- **Source material**
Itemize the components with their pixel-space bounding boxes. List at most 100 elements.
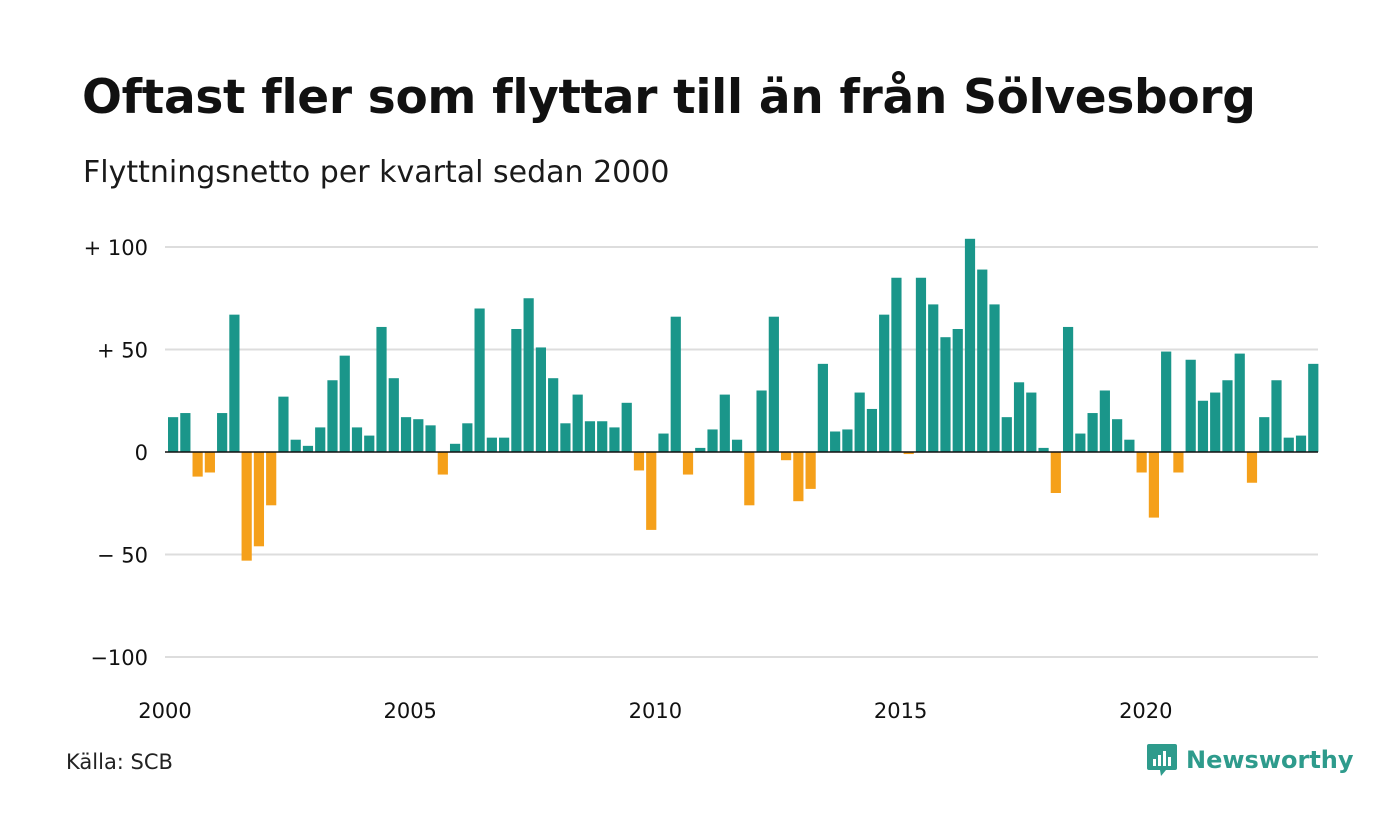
- bar: [584, 421, 596, 452]
- bar: [572, 394, 583, 452]
- bar: [695, 447, 706, 452]
- newsworthy-icon: [1147, 744, 1177, 776]
- bar: [351, 427, 363, 452]
- bar: [719, 394, 730, 452]
- bar: [1222, 380, 1233, 452]
- bar: [511, 329, 522, 452]
- bar: [400, 417, 412, 452]
- bar: [1099, 390, 1110, 452]
- bar: [1197, 400, 1209, 452]
- bar: [560, 423, 571, 452]
- bar: [217, 413, 228, 452]
- bar: [278, 396, 289, 452]
- x-tick-label: 2015: [874, 699, 927, 723]
- bar: [376, 326, 387, 452]
- bar: [866, 408, 878, 452]
- bar: [315, 427, 326, 452]
- bar: [474, 308, 485, 452]
- bar: [1075, 433, 1086, 452]
- bar: [339, 355, 350, 452]
- bar: [168, 417, 179, 452]
- bar: [1001, 417, 1012, 452]
- bar: [621, 402, 632, 452]
- bar: [1136, 452, 1147, 473]
- bar: [290, 439, 301, 452]
- brand-name: Newsworthy: [1186, 746, 1354, 774]
- bar: [1283, 437, 1294, 452]
- bar: [768, 316, 779, 452]
- bar: [486, 437, 497, 452]
- bar: [241, 452, 252, 561]
- newsworthy-logo: Newsworthy: [1146, 742, 1354, 778]
- bar: [192, 452, 203, 477]
- bar: [928, 304, 939, 452]
- bar: [1087, 413, 1098, 452]
- bar: [253, 452, 265, 547]
- bar-chart: + 100 + 50 0 − 50 −100 2000 2005 2010 2015 2020: [84, 236, 1319, 723]
- chart-title: Oftast fler som flyttar till än från Söl…: [82, 70, 1256, 125]
- bar: [266, 452, 277, 506]
- y-tick-label: 0: [135, 441, 148, 465]
- bar: [842, 429, 853, 452]
- bar: [633, 452, 645, 471]
- bar: [1124, 439, 1135, 452]
- bar: [1026, 392, 1037, 452]
- bar: [1173, 452, 1184, 473]
- bar: [682, 452, 694, 475]
- bar: [1246, 452, 1258, 483]
- bar: [854, 392, 865, 452]
- axes: + 100 + 50 0 − 50 −100 2000 2005 2010 2015 2020: [84, 236, 1318, 723]
- bar: [548, 378, 559, 452]
- bar: [989, 304, 1000, 452]
- bar: [731, 439, 743, 452]
- bar: [535, 347, 546, 452]
- bar: [707, 429, 718, 452]
- bar: [597, 421, 608, 452]
- bar: [805, 452, 816, 489]
- bar: [204, 452, 215, 473]
- bar: [413, 419, 424, 452]
- bar: [744, 452, 755, 506]
- bar: [1185, 359, 1196, 452]
- bar: [523, 298, 534, 452]
- bar: [1038, 447, 1049, 452]
- x-tick-label: 2020: [1119, 699, 1172, 723]
- bar: [302, 445, 314, 452]
- bar: [388, 378, 399, 452]
- bar: [609, 427, 620, 452]
- bar: [952, 329, 963, 452]
- bar: [1112, 419, 1123, 452]
- bar: [879, 314, 890, 452]
- bar: [940, 337, 951, 452]
- bar: [1148, 452, 1159, 518]
- bar: [756, 390, 767, 452]
- bar: [1210, 392, 1221, 452]
- bar: [977, 269, 988, 452]
- source-note: Källa: SCB: [66, 750, 173, 774]
- bar: [437, 452, 448, 475]
- bar: [646, 452, 657, 530]
- bar: [499, 437, 510, 452]
- gridlines: [165, 246, 1318, 658]
- bar: [1013, 382, 1025, 452]
- bar: [1062, 326, 1074, 452]
- y-tick-label: − 50: [97, 544, 148, 568]
- bar: [1259, 417, 1270, 452]
- bar: [964, 238, 976, 452]
- bar: [793, 452, 804, 502]
- x-tick-label: 2005: [383, 699, 436, 723]
- y-tick-label: −100: [90, 646, 148, 670]
- bar: [830, 431, 841, 452]
- bar: [1308, 363, 1319, 452]
- x-tick-label: 2010: [629, 699, 682, 723]
- bar: [903, 452, 914, 455]
- bar: [670, 316, 681, 452]
- bar: [1295, 435, 1307, 452]
- bar: [891, 277, 902, 452]
- y-tick-label: + 50: [97, 339, 148, 363]
- bar: [1271, 380, 1282, 452]
- bar: [462, 423, 473, 452]
- bar: [817, 363, 828, 452]
- bar: [425, 425, 436, 452]
- bar: [229, 314, 240, 452]
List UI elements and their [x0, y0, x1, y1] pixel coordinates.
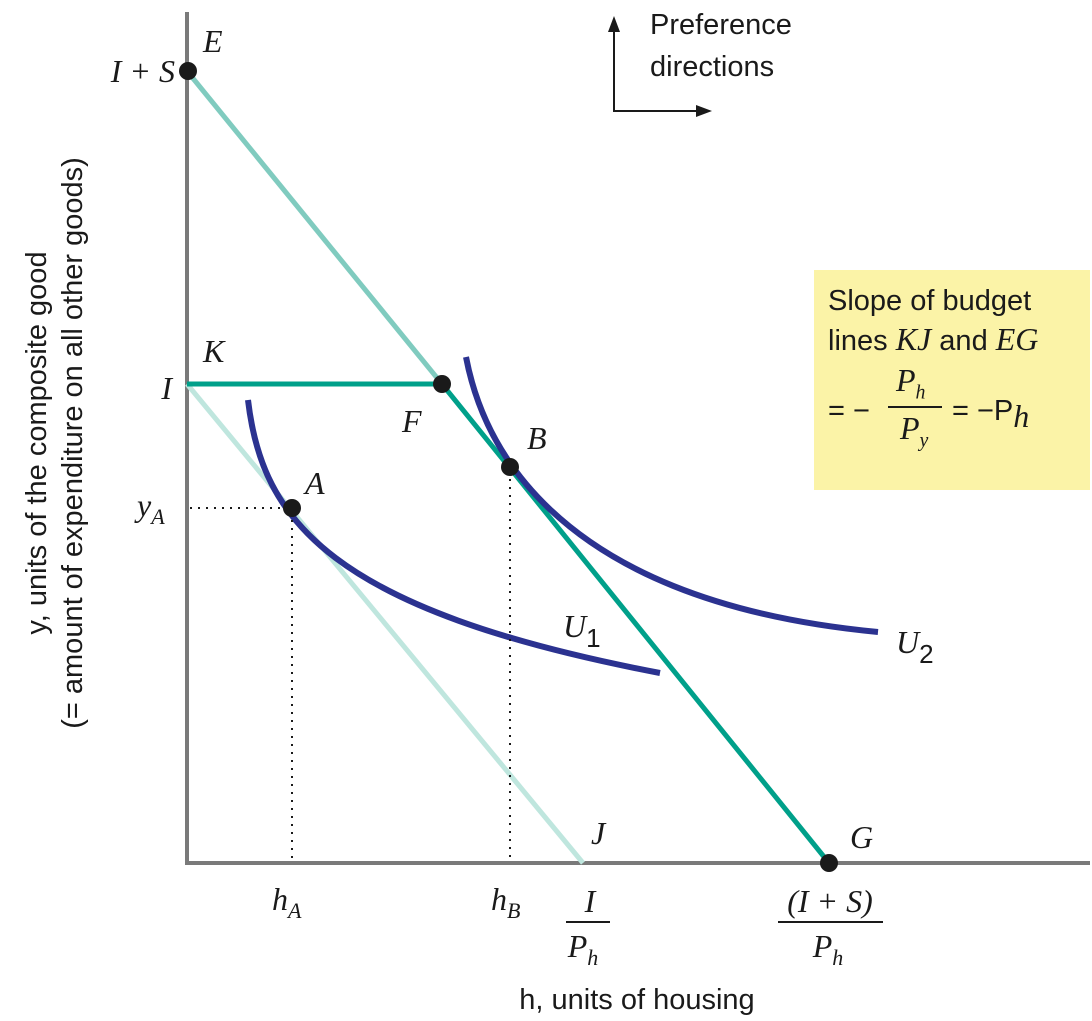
svg-text:(I + S): (I + S) — [787, 883, 873, 919]
xtick-hA: hA — [272, 881, 302, 923]
ytick-yA: yA — [134, 487, 165, 529]
svg-text:Ph: Ph — [567, 928, 599, 970]
slope-line2: lines KJ and EG — [828, 321, 1039, 357]
label-J: J — [591, 815, 607, 851]
point-B — [501, 458, 519, 476]
point-E — [179, 62, 197, 80]
label-B: B — [527, 420, 547, 456]
budget-line-IJ — [185, 382, 585, 865]
label-F: F — [401, 403, 422, 439]
svg-text:(= amount of expenditure on al: (= amount of expenditure on all other go… — [57, 157, 89, 729]
y-axis-title: y, units of the composite good (= amount… — [21, 157, 89, 729]
svg-text:Ph: Ph — [812, 928, 844, 970]
slope-annotation-box: Slope of budget lines KJ and EG = − Ph P… — [814, 270, 1090, 490]
ytick-I: I — [160, 370, 173, 406]
preference-directions-icon — [608, 16, 712, 117]
x-axis-title: h, units of housing — [519, 984, 754, 1016]
svg-text:y, units of the composite good: y, units of the composite good — [21, 251, 53, 634]
xtick-IS-over-Ph: (I + S) Ph — [778, 883, 883, 970]
label-u2: U2 — [896, 624, 934, 669]
point-A — [283, 499, 301, 517]
ytick-I-plus-S: I + S — [110, 53, 175, 89]
preference-label-line2: directions — [650, 51, 774, 83]
slope-formula: = − Ph Py = −Ph — [828, 362, 1030, 452]
xtick-I-over-Ph: I Ph — [566, 883, 610, 970]
xtick-hB: hB — [491, 881, 520, 923]
slope-line1: Slope of budget — [828, 285, 1032, 317]
label-G: G — [850, 819, 873, 855]
label-E: E — [202, 23, 223, 59]
label-A: A — [303, 465, 325, 501]
indifference-curve-u2 — [463, 356, 879, 635]
svg-text:I: I — [584, 883, 597, 919]
label-K: K — [202, 333, 226, 369]
indifference-curve-u1 — [245, 399, 661, 676]
budget-line-EG — [185, 69, 444, 386]
point-F — [433, 375, 451, 393]
preference-label-line1: Preference — [650, 9, 792, 41]
label-u1: U1 — [563, 608, 601, 653]
point-G — [820, 854, 838, 872]
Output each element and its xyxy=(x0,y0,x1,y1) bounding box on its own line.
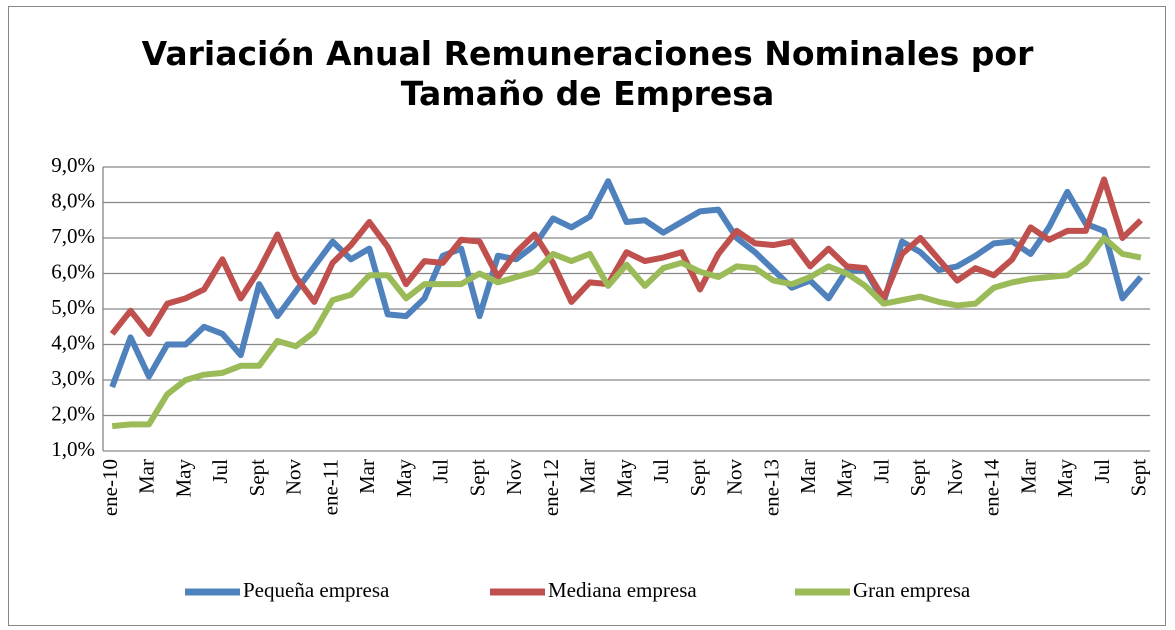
x-tick-label: Sept xyxy=(245,459,269,497)
x-tick-label: ene-14 xyxy=(980,459,1004,517)
y-tick-label: 7,0% xyxy=(51,224,95,248)
x-tick-label: ene-10 xyxy=(98,459,122,516)
x-tick-label: Jul xyxy=(649,459,673,484)
chart-title: Variación Anual Remuneraciones Nominales… xyxy=(141,34,1034,113)
x-tick-label: ene-13 xyxy=(759,459,783,516)
x-tick-label: Jul xyxy=(208,459,232,484)
y-tick-label: 3,0% xyxy=(51,366,95,390)
y-tick-label: 2,0% xyxy=(51,401,95,425)
x-tick-label: Mar xyxy=(576,459,600,494)
x-tick-label: Nov xyxy=(282,459,306,496)
x-tick-label: Mar xyxy=(1016,459,1040,494)
x-tick-label: Jul xyxy=(1090,459,1114,484)
x-tick-label: Jul xyxy=(869,459,893,484)
x-tick-label: Sept xyxy=(906,459,930,497)
x-tick-label: May xyxy=(171,459,195,498)
x-tick-label: Mar xyxy=(135,459,159,494)
y-tick-label: 1,0% xyxy=(51,437,95,461)
legend-label: Gran empresa xyxy=(853,578,971,602)
x-tick-label: May xyxy=(612,459,636,498)
x-tick-label: May xyxy=(1053,459,1077,498)
legend-label: Mediana empresa xyxy=(548,578,697,602)
x-tick-label: Nov xyxy=(723,459,747,496)
y-tick-label: 6,0% xyxy=(51,259,95,283)
x-tick-label: Mar xyxy=(796,459,820,494)
series-line xyxy=(109,176,1143,337)
x-tick-label: ene-12 xyxy=(539,459,563,516)
x-tick-label: Sept xyxy=(1127,459,1151,497)
y-tick-label: 4,0% xyxy=(51,330,95,354)
y-tick-label: 5,0% xyxy=(51,295,95,319)
chart-frame xyxy=(8,6,1166,626)
legend-label: Pequeña empresa xyxy=(243,578,390,602)
y-tick-label: 8,0% xyxy=(51,188,95,212)
series-line xyxy=(111,235,1142,430)
x-tick-label: May xyxy=(392,459,416,498)
x-tick-label: Nov xyxy=(502,459,526,496)
y-tick-label: 9,0% xyxy=(51,153,95,177)
x-tick-label: May xyxy=(833,459,857,498)
series-line xyxy=(109,178,1144,389)
x-tick-label: Sept xyxy=(686,459,710,497)
x-tick-label: ene-11 xyxy=(318,459,342,515)
x-tick-label: Sept xyxy=(465,459,489,497)
x-tick-label: Nov xyxy=(943,459,967,496)
x-tick-label: Mar xyxy=(355,459,379,494)
x-tick-label: Jul xyxy=(429,459,453,484)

- **Problem to work on**
Copy out the entries word for word, from the line containing "svg-text:(I + S): (I" through the line containing "point-E — [179, 62, 197, 80]".

- **Written response**
svg-text:(I + S): (I + S) — [787, 883, 873, 919]
xtick-hA: hA — [272, 881, 302, 923]
ytick-yA: yA — [134, 487, 165, 529]
svg-text:Ph: Ph — [567, 928, 599, 970]
slope-line2: lines KJ and EG — [828, 321, 1039, 357]
label-J: J — [591, 815, 607, 851]
point-B — [501, 458, 519, 476]
point-E — [179, 62, 197, 80]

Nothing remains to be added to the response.